■ **Data records**
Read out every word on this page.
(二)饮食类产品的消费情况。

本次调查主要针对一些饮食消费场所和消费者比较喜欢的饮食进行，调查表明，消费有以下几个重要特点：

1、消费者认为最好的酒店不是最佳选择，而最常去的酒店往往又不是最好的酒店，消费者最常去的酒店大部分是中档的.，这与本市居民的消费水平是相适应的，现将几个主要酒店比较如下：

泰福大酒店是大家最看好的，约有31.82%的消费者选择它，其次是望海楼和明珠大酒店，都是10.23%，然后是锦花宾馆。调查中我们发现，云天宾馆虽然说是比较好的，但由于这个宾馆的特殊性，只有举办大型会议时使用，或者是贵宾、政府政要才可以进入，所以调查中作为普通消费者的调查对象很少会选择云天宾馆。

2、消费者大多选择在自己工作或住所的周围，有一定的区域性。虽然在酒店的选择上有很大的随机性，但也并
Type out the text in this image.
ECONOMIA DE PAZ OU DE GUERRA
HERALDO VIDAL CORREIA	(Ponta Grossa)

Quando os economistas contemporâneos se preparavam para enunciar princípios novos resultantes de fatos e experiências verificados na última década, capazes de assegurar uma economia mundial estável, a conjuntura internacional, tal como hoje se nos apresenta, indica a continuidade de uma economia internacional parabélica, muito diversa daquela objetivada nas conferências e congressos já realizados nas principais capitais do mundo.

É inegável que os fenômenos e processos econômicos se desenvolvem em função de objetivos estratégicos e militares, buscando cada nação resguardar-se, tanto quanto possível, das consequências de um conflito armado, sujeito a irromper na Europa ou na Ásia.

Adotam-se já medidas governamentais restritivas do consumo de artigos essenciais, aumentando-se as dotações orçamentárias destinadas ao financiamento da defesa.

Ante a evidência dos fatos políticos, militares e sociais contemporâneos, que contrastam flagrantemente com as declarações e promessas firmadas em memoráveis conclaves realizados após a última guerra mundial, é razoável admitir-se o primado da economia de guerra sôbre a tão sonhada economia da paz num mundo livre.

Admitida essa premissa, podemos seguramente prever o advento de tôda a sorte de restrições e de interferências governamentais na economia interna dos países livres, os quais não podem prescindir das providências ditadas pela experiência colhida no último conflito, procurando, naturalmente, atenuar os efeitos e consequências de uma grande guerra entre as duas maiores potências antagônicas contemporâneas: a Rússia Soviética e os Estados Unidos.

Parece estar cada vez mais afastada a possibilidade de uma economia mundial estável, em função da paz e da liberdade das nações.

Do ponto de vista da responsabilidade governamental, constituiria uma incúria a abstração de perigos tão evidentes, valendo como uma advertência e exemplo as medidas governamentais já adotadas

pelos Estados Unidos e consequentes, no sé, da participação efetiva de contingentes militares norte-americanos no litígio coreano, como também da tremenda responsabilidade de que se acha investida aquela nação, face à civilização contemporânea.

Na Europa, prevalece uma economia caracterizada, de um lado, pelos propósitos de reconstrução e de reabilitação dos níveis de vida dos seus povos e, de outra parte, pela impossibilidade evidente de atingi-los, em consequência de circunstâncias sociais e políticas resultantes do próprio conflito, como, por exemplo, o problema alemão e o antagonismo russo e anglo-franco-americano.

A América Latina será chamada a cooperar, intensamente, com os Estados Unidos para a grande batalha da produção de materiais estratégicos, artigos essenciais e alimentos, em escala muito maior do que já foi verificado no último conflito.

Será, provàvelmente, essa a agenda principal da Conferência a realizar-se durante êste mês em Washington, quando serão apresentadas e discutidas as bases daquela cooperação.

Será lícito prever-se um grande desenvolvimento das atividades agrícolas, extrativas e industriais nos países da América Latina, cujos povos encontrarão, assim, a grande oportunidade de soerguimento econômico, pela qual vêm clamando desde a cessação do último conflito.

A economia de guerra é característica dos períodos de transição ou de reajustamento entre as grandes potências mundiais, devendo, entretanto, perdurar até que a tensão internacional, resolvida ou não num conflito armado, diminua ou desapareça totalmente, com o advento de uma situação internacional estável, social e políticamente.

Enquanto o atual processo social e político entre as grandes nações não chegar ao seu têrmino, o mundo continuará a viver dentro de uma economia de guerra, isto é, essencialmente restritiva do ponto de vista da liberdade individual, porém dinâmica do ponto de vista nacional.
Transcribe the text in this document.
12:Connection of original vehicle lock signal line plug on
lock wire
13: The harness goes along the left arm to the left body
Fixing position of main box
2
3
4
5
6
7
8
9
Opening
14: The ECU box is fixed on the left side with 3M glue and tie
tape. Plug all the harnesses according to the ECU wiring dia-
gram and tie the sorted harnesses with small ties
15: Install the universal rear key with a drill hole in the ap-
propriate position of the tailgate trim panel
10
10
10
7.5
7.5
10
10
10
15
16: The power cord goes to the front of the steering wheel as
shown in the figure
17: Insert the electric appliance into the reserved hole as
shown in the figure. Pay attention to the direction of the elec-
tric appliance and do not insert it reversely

■ **Exercise goal**
Every line of the records above needs to be given again exactly.

■ **Solved problem**
Read out every word on this page.
(二)饮食类产品的消费情况。

本次调查主要针对一些饮食消费场所和消费者比较喜欢的饮食进行，调查表明，消费有以下几个重要特点：

1、消费者认为最好的酒店不是最佳选择，而最常去的酒店往往又不是最好的酒店，消费者最常去的酒店大部分是中档的.，这与本市居民的消费水平是相适应的，现将几个主要酒店比较如下：

泰福大酒店是大家最看好的，约有31.82%的消费者选择它，其次是望海楼和明珠大酒店，都是10.23%，然后是锦花宾馆。调查中我们发现，云天宾馆虽然说是比较好的，但由于这个宾馆的特殊性，只有举办大型会议时使用，或者是贵宾、政府政要才可以进入，所以调查中作为普通消费者的调查对象很少会选择云天宾馆。

2、消费者大多选择在自己工作或住所的周围，有一定的区域性。虽然在酒店的选择上有很大的随机性，但也并
Type out the text in this image.
ECONOMIA DE PAZ OU DE GUERRA
HERALDO VIDAL CORREIA	(Ponta Grossa)

Quando os economistas contemporâneos se preparavam para enunciar princípios novos resultantes de fatos e experiências verificados na última década, capazes de assegurar uma economia mundial estável, a conjuntura internacional, tal como hoje se nos apresenta, indica a continuidade de uma economia internacional parabélica, muito diversa daquela objetivada nas conferências e congressos já realizados nas principais capitais do mundo.

É inegável que os fenômenos e processos econômicos se desenvolvem em função de objetivos estratégicos e militares, buscando cada nação resguardar-se, tanto quanto possível, das consequências de um conflito armado, sujeito a irromper na Europa ou na Ásia.

Adotam-se já medidas governamentais restritivas do consumo de artigos essenciais, aumentando-se as dotações orçamentárias destinadas ao financiamento da defesa.

Ante a evidência dos fatos políticos, militares e sociais contemporâneos, que contrastam flagrantemente com as declarações e promessas firmadas em memoráveis conclaves realizados após a última guerra mundial, é razoável admitir-se o primado da economia de guerra sôbre a tão sonhada economia da paz num mundo livre.

Admitida essa premissa, podemos seguramente prever o advento de tôda a sorte de restrições e de interferências governamentais na economia interna dos países livres, os quais não podem prescindir das providências ditadas pela experiência colhida no último conflito, procurando, naturalmente, atenuar os efeitos e consequências de uma grande guerra entre as duas maiores potências antagônicas contemporâneas: a Rússia Soviética e os Estados Unidos.

Parece estar cada vez mais afastada a possibilidade de uma economia mundial estável, em função da paz e da liberdade das nações.

Do ponto de vista da responsabilidade governamental, constituiria uma incúria a abstração de perigos tão evidentes, valendo como uma advertência e exemplo as medidas governamentais já adotadas

pelos Estados Unidos e consequentes, no sé, da participação efetiva de contingentes militares norte-americanos no litígio coreano, como também da tremenda responsabilidade de que se acha investida aquela nação, face à civilização contemporânea.

Na Europa, prevalece uma economia caracterizada, de um lado, pelos propósitos de reconstrução e de reabilitação dos níveis de vida dos seus povos e, de outra parte, pela impossibilidade evidente de atingi-los, em consequência de circunstâncias sociais e políticas resultantes do próprio conflito, como, por exemplo, o problema alemão e o antagonismo russo e anglo-franco-americano.

A América Latina será chamada a cooperar, intensamente, com os Estados Unidos para a grande batalha da produção de materiais estratégicos, artigos essenciais e alimentos, em escala muito maior do que já foi verificado no último conflito.

Será, provàvelmente, essa a agenda principal da Conferência a realizar-se durante êste mês em Washington, quando serão apresentadas e discutidas as bases daquela cooperação.

Será lícito prever-se um grande desenvolvimento das atividades agrícolas, extrativas e industriais nos países da América Latina, cujos povos encontrarão, assim, a grande oportunidade de soerguimento econômico, pela qual vêm clamando desde a cessação do último conflito.

A economia de guerra é característica dos períodos de transição ou de reajustamento entre as grandes potências mundiais, devendo, entretanto, perdurar até que a tensão internacional, resolvida ou não num conflito armado, diminua ou desapareça totalmente, com o advento de uma situação internacional estável, social e políticamente.

Enquanto o atual processo social e político entre as grandes nações não chegar ao seu têrmino, o mundo continuará a viver dentro de uma economia de guerra, isto é, essencialmente restritiva do ponto de vista da liberdade individual, porém dinâmica do ponto de vista nacional.
Transcribe the text in this document.
12:Connection of original vehicle lock signal line plug on
lock wire
13: The harness goes along the left arm to the left body
Fixing position of main box
2
3
4
5
6
7
8
9
Opening
14: The ECU box is fixed on the left side with 3M glue and tie
tape. Plug all the harnesses according to the ECU wiring dia-
gram and tie the sorted harnesses with small ties
15: Install the universal rear key with a drill hole in the ap-
propriate position of the tailgate trim panel
10
10
10
7.5
7.5
10
10
10
15
16: The power cord goes to the front of the steering wheel as
shown in the figure
17: Insert the electric appliance into the reserved hole as
shown in the figure. Pay attention to the direction of the elec-
tric appliance and do not insert it reversely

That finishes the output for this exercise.